Set each record down exactly, excluding all images.
===== INPUT RECORDS =====
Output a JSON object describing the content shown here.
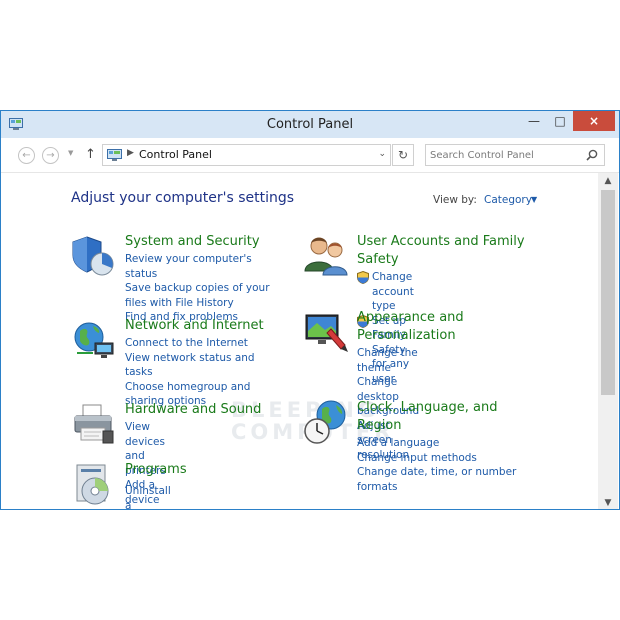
{
  "window": {
    "title": "Control Panel"
  },
  "titlebar": {
    "minimize": "—",
    "maximize": "□",
    "close": "×"
  },
  "address": {
    "back": "←",
    "forward": "→",
    "dropdown": "▼",
    "up": "↑",
    "crumb_sep": "▶",
    "crumb": "Control Panel",
    "addr_dropdown": "⌄",
    "refresh": "↻",
    "search_placeholder": "Search Control Panel"
  },
  "header": {
    "title": "Adjust your computer's settings",
    "view_by_label": "View by:",
    "view_by_value": "Category",
    "view_by_arrow": "▼"
  },
  "categories": [
    {
      "icon": "shield-icon",
      "title": "System and Security",
      "links": [
        "Review your computer's status",
        "Save backup copies of your files with File History",
        "Find and fix problems"
      ]
    },
    {
      "icon": "network-icon",
      "title": "Network and Internet",
      "links": [
        "Connect to the Internet",
        "View network status and tasks",
        "Choose homegroup and sharing options"
      ]
    },
    {
      "icon": "printer-icon",
      "title": "Hardware and Sound",
      "links": [
        "View devices and printers",
        "Add a device"
      ]
    },
    {
      "icon": "programs-icon",
      "title": "Programs",
      "links": [
        "Uninstall a program"
      ]
    },
    {
      "icon": "users-icon",
      "title": "User Accounts and Family Safety",
      "links": [
        "Change account type",
        "Set up Family Safety for any user"
      ]
    },
    {
      "icon": "appearance-icon",
      "title": "Appearance and Personalization",
      "links": [
        "Change the theme",
        "Change desktop background",
        "Adjust screen resolution"
      ]
    },
    {
      "icon": "clock-globe-icon",
      "title": "Clock, Language, and Region",
      "links": [
        "Add a language",
        "Change input methods",
        "Change date, time, or number formats"
      ]
    }
  ],
  "watermark": {
    "line1": "BLEEPING",
    "line2": "COMPUTER"
  },
  "scrollbar": {
    "up": "▲",
    "down": "▼",
    "position": 0.0
  },
  "colors": {
    "title_bar": "#d7e6f5",
    "accent_border": "#2b80c8",
    "category_title": "#1a7a1a",
    "link": "#1e5aa8",
    "heading": "#1e3287",
    "close": "#c94c3c"
  }
}
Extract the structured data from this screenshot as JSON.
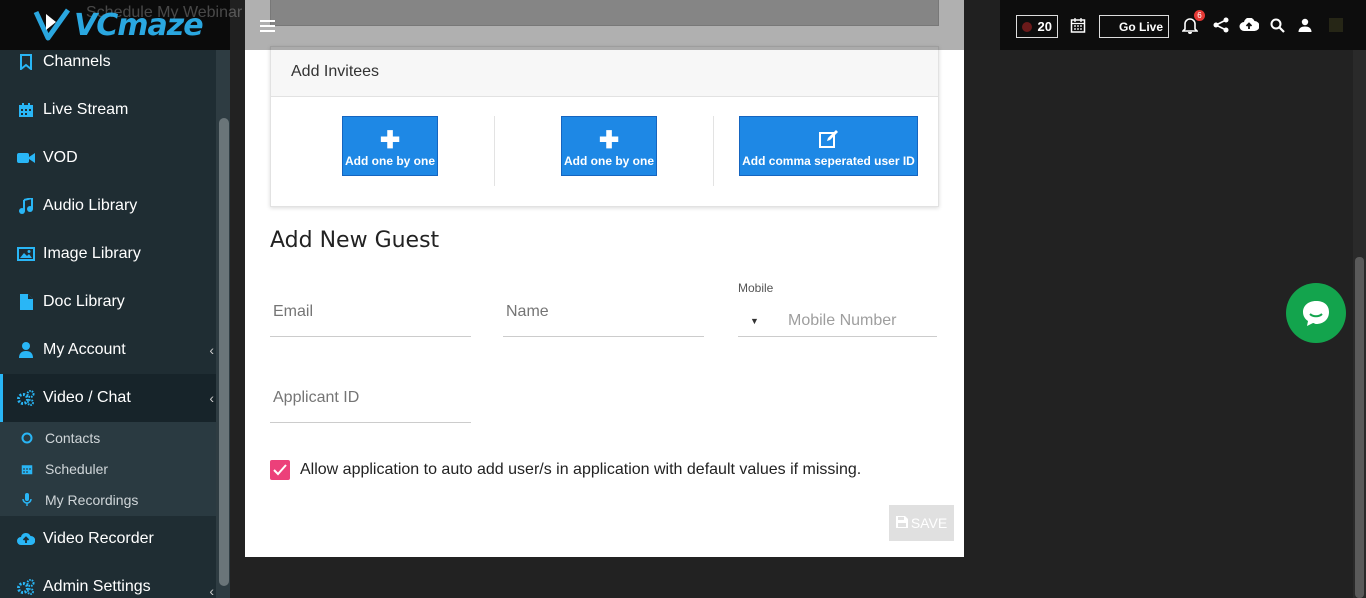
{
  "header": {
    "logo_text": "VCmaze",
    "ghost_text": "Schedule My Webinar",
    "counter": "20",
    "go_live_label": "Go Live",
    "notification_count": "6"
  },
  "sidebar": {
    "items": [
      {
        "label": "Channels",
        "icon": "bookmark-icon"
      },
      {
        "label": "Live Stream",
        "icon": "calendar-icon"
      },
      {
        "label": "VOD",
        "icon": "video-camera-icon"
      },
      {
        "label": "Audio Library",
        "icon": "music-icon"
      },
      {
        "label": "Image Library",
        "icon": "image-icon"
      },
      {
        "label": "Doc Library",
        "icon": "document-icon"
      },
      {
        "label": "My Account",
        "icon": "user-icon"
      },
      {
        "label": "Video / Chat",
        "icon": "cogs-icon"
      },
      {
        "label": "Video Recorder",
        "icon": "cloud-upload-icon"
      },
      {
        "label": "Admin Settings",
        "icon": "cogs-icon"
      }
    ],
    "sub_items": [
      {
        "label": "Contacts",
        "icon": "circle-icon"
      },
      {
        "label": "Scheduler",
        "icon": "calendar-icon"
      },
      {
        "label": "My Recordings",
        "icon": "microphone-icon"
      }
    ]
  },
  "invitees": {
    "title": "Add Invitees",
    "buttons": [
      {
        "label": "Add one by one",
        "icon": "plus-icon"
      },
      {
        "label": "Add one by one",
        "icon": "plus-icon"
      },
      {
        "label": "Add comma seperated user ID",
        "icon": "edit-icon"
      }
    ]
  },
  "guest_form": {
    "title": "Add New Guest",
    "email_placeholder": "Email",
    "name_placeholder": "Name",
    "mobile_label": "Mobile",
    "mobile_placeholder": "Mobile Number",
    "applicant_placeholder": "Applicant ID",
    "auto_add_label": "Allow application to auto add user/s in application with default values if missing.",
    "auto_add_checked": true,
    "save_label": "SAVE"
  },
  "colors": {
    "accent": "#1e88e5",
    "sidebar_bg": "#1f2d33",
    "checkbox": "#ec407a",
    "chat_fab": "#13a44d"
  }
}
=====
*EXERCISE RESPONSE*:
Output a JSON object describing the content shown here.
{
  "window": {
    "title": "Control Panel"
  },
  "titlebar": {
    "minimize": "—",
    "maximize": "□",
    "close": "×"
  },
  "address": {
    "back": "←",
    "forward": "→",
    "dropdown": "▼",
    "up": "↑",
    "crumb_sep": "▶",
    "crumb": "Control Panel",
    "addr_dropdown": "⌄",
    "refresh": "↻",
    "search_placeholder": "Search Control Panel"
  },
  "header": {
    "title": "Adjust your computer's settings",
    "view_by_label": "View by:",
    "view_by_value": "Category",
    "view_by_arrow": "▼"
  },
  "categories": [
    {
      "icon": "shield-icon",
      "title": "System and Security",
      "links": [
        "Review your computer's status",
        "Save backup copies of your files with File History",
        "Find and fix problems"
      ]
    },
    {
      "icon": "network-icon",
      "title": "Network and Internet",
      "links": [
        "Connect to the Internet",
        "View network status and tasks",
        "Choose homegroup and sharing options"
      ]
    },
    {
      "icon": "printer-icon",
      "title": "Hardware and Sound",
      "links": [
        "View devices and printers",
        "Add a device"
      ]
    },
    {
      "icon": "programs-icon",
      "title": "Programs",
      "links": [
        "Uninstall a program"
      ]
    },
    {
      "icon": "users-icon",
      "title": "User Accounts and Family Safety",
      "links": [
        "Change account type",
        "Set up Family Safety for any user"
      ]
    },
    {
      "icon": "appearance-icon",
      "title": "Appearance and Personalization",
      "links": [
        "Change the theme",
        "Change desktop background",
        "Adjust screen resolution"
      ]
    },
    {
      "icon": "clock-globe-icon",
      "title": "Clock, Language, and Region",
      "links": [
        "Add a language",
        "Change input methods",
        "Change date, time, or number formats"
      ]
    }
  ],
  "watermark": {
    "line1": "BLEEPING",
    "line2": "COMPUTER"
  },
  "scrollbar": {
    "up": "▲",
    "down": "▼",
    "position": 0.0
  },
  "colors": {
    "title_bar": "#d7e6f5",
    "accent_border": "#2b80c8",
    "category_title": "#1a7a1a",
    "link": "#1e5aa8",
    "heading": "#1e3287",
    "close": "#c94c3c"
  }
}
Extract the structured data from this screenshot as JSON.
{
  "header": {
    "logo_text": "VCmaze",
    "ghost_text": "Schedule My Webinar",
    "counter": "20",
    "go_live_label": "Go Live",
    "notification_count": "6"
  },
  "sidebar": {
    "items": [
      {
        "label": "Channels",
        "icon": "bookmark-icon"
      },
      {
        "label": "Live Stream",
        "icon": "calendar-icon"
      },
      {
        "label": "VOD",
        "icon": "video-camera-icon"
      },
      {
        "label": "Audio Library",
        "icon": "music-icon"
      },
      {
        "label": "Image Library",
        "icon": "image-icon"
      },
      {
        "label": "Doc Library",
        "icon": "document-icon"
      },
      {
        "label": "My Account",
        "icon": "user-icon"
      },
      {
        "label": "Video / Chat",
        "icon": "cogs-icon"
      },
      {
        "label": "Video Recorder",
        "icon": "cloud-upload-icon"
      },
      {
        "label": "Admin Settings",
        "icon": "cogs-icon"
      }
    ],
    "sub_items": [
      {
        "label": "Contacts",
        "icon": "circle-icon"
      },
      {
        "label": "Scheduler",
        "icon": "calendar-icon"
      },
      {
        "label": "My Recordings",
        "icon": "microphone-icon"
      }
    ]
  },
  "invitees": {
    "title": "Add Invitees",
    "buttons": [
      {
        "label": "Add one by one",
        "icon": "plus-icon"
      },
      {
        "label": "Add one by one",
        "icon": "plus-icon"
      },
      {
        "label": "Add comma seperated user ID",
        "icon": "edit-icon"
      }
    ]
  },
  "guest_form": {
    "title": "Add New Guest",
    "email_placeholder": "Email",
    "name_placeholder": "Name",
    "mobile_label": "Mobile",
    "mobile_placeholder": "Mobile Number",
    "applicant_placeholder": "Applicant ID",
    "auto_add_label": "Allow application to auto add user/s in application with default values if missing.",
    "auto_add_checked": true,
    "save_label": "SAVE"
  },
  "colors": {
    "accent": "#1e88e5",
    "sidebar_bg": "#1f2d33",
    "checkbox": "#ec407a",
    "chat_fab": "#13a44d"
  }
}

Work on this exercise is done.